* YOUR TASK:
Give the material once more, word for word, without any images.

* MATERIAL FOR THIS TASK:
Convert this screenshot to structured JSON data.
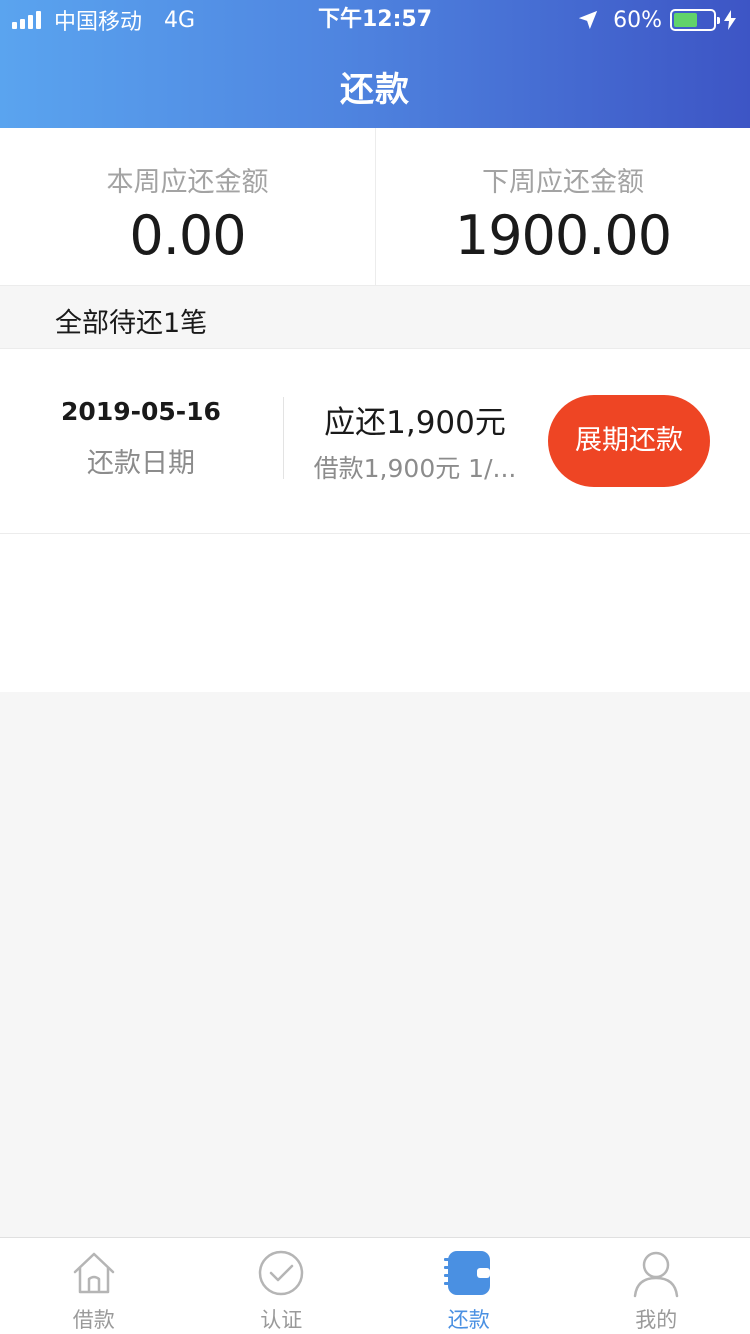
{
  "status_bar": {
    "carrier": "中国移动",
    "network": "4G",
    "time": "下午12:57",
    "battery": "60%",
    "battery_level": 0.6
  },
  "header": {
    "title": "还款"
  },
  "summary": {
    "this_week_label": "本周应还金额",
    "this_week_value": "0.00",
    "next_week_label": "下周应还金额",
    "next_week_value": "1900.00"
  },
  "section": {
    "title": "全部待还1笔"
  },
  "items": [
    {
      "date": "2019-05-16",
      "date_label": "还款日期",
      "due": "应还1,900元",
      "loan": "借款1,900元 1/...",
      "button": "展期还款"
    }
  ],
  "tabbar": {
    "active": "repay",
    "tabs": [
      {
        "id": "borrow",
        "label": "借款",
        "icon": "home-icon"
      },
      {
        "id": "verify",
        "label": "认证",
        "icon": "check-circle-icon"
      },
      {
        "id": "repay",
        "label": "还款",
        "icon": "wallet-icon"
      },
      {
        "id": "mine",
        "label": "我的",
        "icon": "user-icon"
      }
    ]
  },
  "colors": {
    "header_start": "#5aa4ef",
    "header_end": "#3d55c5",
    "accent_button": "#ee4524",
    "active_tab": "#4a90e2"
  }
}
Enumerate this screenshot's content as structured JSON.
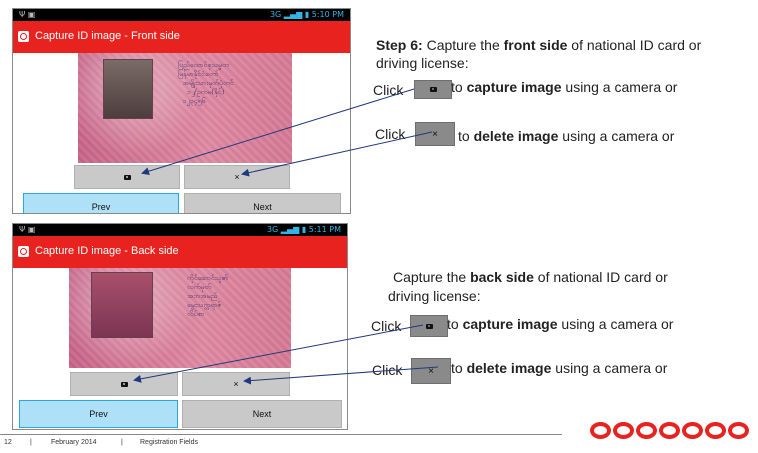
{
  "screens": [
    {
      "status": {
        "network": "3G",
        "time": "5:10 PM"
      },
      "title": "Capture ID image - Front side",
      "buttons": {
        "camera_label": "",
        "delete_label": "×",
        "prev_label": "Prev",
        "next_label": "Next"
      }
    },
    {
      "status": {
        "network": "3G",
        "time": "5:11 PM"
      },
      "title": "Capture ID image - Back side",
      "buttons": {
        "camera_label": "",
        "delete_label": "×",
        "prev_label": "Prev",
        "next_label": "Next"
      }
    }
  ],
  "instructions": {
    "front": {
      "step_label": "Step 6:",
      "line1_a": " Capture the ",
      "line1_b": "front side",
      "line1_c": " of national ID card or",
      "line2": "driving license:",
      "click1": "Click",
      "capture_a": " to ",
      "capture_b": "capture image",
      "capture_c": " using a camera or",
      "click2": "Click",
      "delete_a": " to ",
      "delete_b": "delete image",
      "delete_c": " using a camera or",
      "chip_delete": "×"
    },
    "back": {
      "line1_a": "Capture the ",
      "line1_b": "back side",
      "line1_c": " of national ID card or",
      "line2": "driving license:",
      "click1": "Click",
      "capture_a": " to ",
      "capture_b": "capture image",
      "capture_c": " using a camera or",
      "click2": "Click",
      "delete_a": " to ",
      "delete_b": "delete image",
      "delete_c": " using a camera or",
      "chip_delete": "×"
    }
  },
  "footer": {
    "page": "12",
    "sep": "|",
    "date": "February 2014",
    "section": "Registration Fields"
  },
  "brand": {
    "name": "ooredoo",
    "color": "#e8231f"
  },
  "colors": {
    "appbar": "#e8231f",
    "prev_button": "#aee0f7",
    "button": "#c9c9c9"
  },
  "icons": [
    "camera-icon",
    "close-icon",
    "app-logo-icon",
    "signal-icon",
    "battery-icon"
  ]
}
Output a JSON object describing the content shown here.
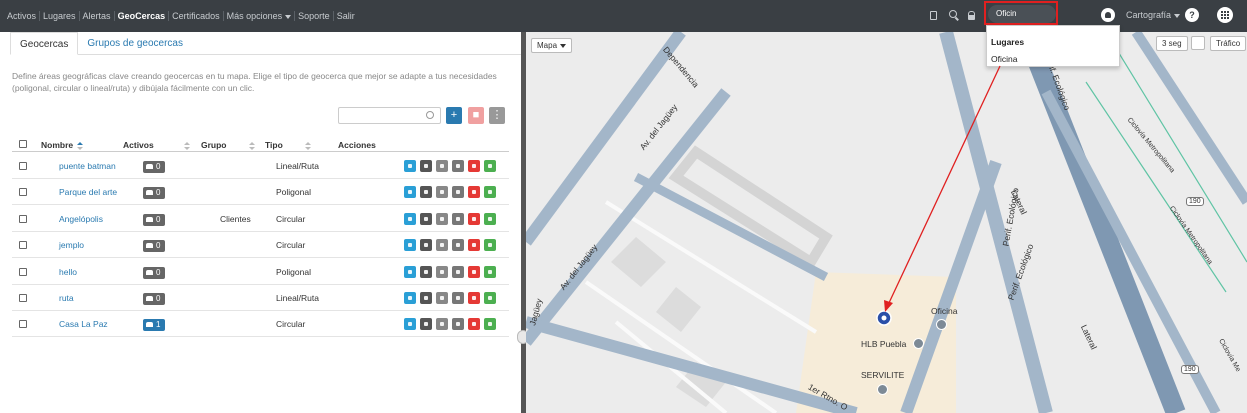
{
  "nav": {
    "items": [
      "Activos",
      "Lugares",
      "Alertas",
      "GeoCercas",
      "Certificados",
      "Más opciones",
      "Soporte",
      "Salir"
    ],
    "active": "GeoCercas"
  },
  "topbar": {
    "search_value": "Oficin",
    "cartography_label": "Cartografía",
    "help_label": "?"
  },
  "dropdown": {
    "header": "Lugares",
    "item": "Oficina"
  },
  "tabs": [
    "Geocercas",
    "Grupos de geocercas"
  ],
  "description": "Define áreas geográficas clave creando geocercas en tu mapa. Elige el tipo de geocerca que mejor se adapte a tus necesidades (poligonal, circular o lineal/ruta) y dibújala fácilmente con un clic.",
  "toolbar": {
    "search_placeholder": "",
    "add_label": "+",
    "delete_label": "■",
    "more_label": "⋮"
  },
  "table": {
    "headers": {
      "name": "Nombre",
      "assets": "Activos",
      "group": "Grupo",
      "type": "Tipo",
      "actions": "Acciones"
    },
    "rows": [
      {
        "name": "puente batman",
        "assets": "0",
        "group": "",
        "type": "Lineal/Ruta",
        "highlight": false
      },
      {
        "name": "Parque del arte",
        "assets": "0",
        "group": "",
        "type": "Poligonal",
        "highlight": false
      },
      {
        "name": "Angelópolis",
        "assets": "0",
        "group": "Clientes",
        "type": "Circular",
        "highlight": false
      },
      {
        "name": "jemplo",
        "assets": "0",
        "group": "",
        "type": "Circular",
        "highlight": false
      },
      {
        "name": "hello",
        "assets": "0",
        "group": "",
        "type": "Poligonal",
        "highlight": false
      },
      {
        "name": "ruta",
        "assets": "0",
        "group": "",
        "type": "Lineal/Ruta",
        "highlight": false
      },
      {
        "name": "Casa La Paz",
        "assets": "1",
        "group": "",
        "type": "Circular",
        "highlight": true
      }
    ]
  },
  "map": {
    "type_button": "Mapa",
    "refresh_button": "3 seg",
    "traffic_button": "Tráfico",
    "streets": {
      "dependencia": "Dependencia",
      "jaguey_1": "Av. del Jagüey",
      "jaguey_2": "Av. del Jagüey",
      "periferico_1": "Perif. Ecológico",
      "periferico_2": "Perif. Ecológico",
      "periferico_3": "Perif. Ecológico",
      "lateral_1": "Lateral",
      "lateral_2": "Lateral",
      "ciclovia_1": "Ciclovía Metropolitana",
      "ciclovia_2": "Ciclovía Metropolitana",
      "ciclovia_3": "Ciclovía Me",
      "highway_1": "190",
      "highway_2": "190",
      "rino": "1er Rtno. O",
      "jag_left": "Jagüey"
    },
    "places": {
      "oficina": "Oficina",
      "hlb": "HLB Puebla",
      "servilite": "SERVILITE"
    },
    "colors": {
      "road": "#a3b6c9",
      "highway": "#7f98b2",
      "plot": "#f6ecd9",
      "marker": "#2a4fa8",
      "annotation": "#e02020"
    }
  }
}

* TASK RESPONSE:
Convert this screenshot to structured JSON data.
{
  "status_bar": {
    "carrier": "中国移动",
    "network": "4G",
    "time": "下午12:57",
    "battery": "60%",
    "battery_level": 0.6
  },
  "header": {
    "title": "还款"
  },
  "summary": {
    "this_week_label": "本周应还金额",
    "this_week_value": "0.00",
    "next_week_label": "下周应还金额",
    "next_week_value": "1900.00"
  },
  "section": {
    "title": "全部待还1笔"
  },
  "items": [
    {
      "date": "2019-05-16",
      "date_label": "还款日期",
      "due": "应还1,900元",
      "loan": "借款1,900元 1/...",
      "button": "展期还款"
    }
  ],
  "tabbar": {
    "active": "repay",
    "tabs": [
      {
        "id": "borrow",
        "label": "借款",
        "icon": "home-icon"
      },
      {
        "id": "verify",
        "label": "认证",
        "icon": "check-circle-icon"
      },
      {
        "id": "repay",
        "label": "还款",
        "icon": "wallet-icon"
      },
      {
        "id": "mine",
        "label": "我的",
        "icon": "user-icon"
      }
    ]
  },
  "colors": {
    "header_start": "#5aa4ef",
    "header_end": "#3d55c5",
    "accent_button": "#ee4524",
    "active_tab": "#4a90e2"
  }
}
Enumerate this screenshot's content as structured JSON.
{
  "screens": [
    {
      "status": {
        "network": "3G",
        "time": "5:10 PM"
      },
      "title": "Capture ID image - Front side",
      "buttons": {
        "camera_label": "",
        "delete_label": "×",
        "prev_label": "Prev",
        "next_label": "Next"
      }
    },
    {
      "status": {
        "network": "3G",
        "time": "5:11 PM"
      },
      "title": "Capture ID image - Back side",
      "buttons": {
        "camera_label": "",
        "delete_label": "×",
        "prev_label": "Prev",
        "next_label": "Next"
      }
    }
  ],
  "instructions": {
    "front": {
      "step_label": "Step 6:",
      "line1_a": " Capture the ",
      "line1_b": "front side",
      "line1_c": " of national ID card or",
      "line2": "driving license:",
      "click1": "Click",
      "capture_a": " to ",
      "capture_b": "capture image",
      "capture_c": " using a camera or",
      "click2": "Click",
      "delete_a": " to ",
      "delete_b": "delete image",
      "delete_c": " using a camera or",
      "chip_delete": "×"
    },
    "back": {
      "line1_a": "Capture the ",
      "line1_b": "back side",
      "line1_c": " of national ID card or",
      "line2": "driving license:",
      "click1": "Click",
      "capture_a": " to ",
      "capture_b": "capture image",
      "capture_c": " using a camera or",
      "click2": "Click",
      "delete_a": " to ",
      "delete_b": "delete image",
      "delete_c": " using a camera or",
      "chip_delete": "×"
    }
  },
  "footer": {
    "page": "12",
    "sep": "|",
    "date": "February 2014",
    "section": "Registration Fields"
  },
  "brand": {
    "name": "ooredoo",
    "color": "#e8231f"
  },
  "colors": {
    "appbar": "#e8231f",
    "prev_button": "#aee0f7",
    "button": "#c9c9c9"
  },
  "icons": [
    "camera-icon",
    "close-icon",
    "app-logo-icon",
    "signal-icon",
    "battery-icon"
  ]
}
Output a JSON object describing the content shown here.
{
  "nav": {
    "items": [
      "Activos",
      "Lugares",
      "Alertas",
      "GeoCercas",
      "Certificados",
      "Más opciones",
      "Soporte",
      "Salir"
    ],
    "active": "GeoCercas"
  },
  "topbar": {
    "search_value": "Oficin",
    "cartography_label": "Cartografía",
    "help_label": "?"
  },
  "dropdown": {
    "header": "Lugares",
    "item": "Oficina"
  },
  "tabs": [
    "Geocercas",
    "Grupos de geocercas"
  ],
  "description": "Define áreas geográficas clave creando geocercas en tu mapa. Elige el tipo de geocerca que mejor se adapte a tus necesidades (poligonal, circular o lineal/ruta) y dibújala fácilmente con un clic.",
  "toolbar": {
    "search_placeholder": "",
    "add_label": "+",
    "delete_label": "■",
    "more_label": "⋮"
  },
  "table": {
    "headers": {
      "name": "Nombre",
      "assets": "Activos",
      "group": "Grupo",
      "type": "Tipo",
      "actions": "Acciones"
    },
    "rows": [
      {
        "name": "puente batman",
        "assets": "0",
        "group": "",
        "type": "Lineal/Ruta",
        "highlight": false
      },
      {
        "name": "Parque del arte",
        "assets": "0",
        "group": "",
        "type": "Poligonal",
        "highlight": false
      },
      {
        "name": "Angelópolis",
        "assets": "0",
        "group": "Clientes",
        "type": "Circular",
        "highlight": false
      },
      {
        "name": "jemplo",
        "assets": "0",
        "group": "",
        "type": "Circular",
        "highlight": false
      },
      {
        "name": "hello",
        "assets": "0",
        "group": "",
        "type": "Poligonal",
        "highlight": false
      },
      {
        "name": "ruta",
        "assets": "0",
        "group": "",
        "type": "Lineal/Ruta",
        "highlight": false
      },
      {
        "name": "Casa La Paz",
        "assets": "1",
        "group": "",
        "type": "Circular",
        "highlight": true
      }
    ]
  },
  "map": {
    "type_button": "Mapa",
    "refresh_button": "3 seg",
    "traffic_button": "Tráfico",
    "streets": {
      "dependencia": "Dependencia",
      "jaguey_1": "Av. del Jagüey",
      "jaguey_2": "Av. del Jagüey",
      "periferico_1": "Perif. Ecológico",
      "periferico_2": "Perif. Ecológico",
      "periferico_3": "Perif. Ecológico",
      "lateral_1": "Lateral",
      "lateral_2": "Lateral",
      "ciclovia_1": "Ciclovía Metropolitana",
      "ciclovia_2": "Ciclovía Metropolitana",
      "ciclovia_3": "Ciclovía Me",
      "highway_1": "190",
      "highway_2": "190",
      "rino": "1er Rtno. O",
      "jag_left": "Jagüey"
    },
    "places": {
      "oficina": "Oficina",
      "hlb": "HLB Puebla",
      "servilite": "SERVILITE"
    },
    "colors": {
      "road": "#a3b6c9",
      "highway": "#7f98b2",
      "plot": "#f6ecd9",
      "marker": "#2a4fa8",
      "annotation": "#e02020"
    }
  }
}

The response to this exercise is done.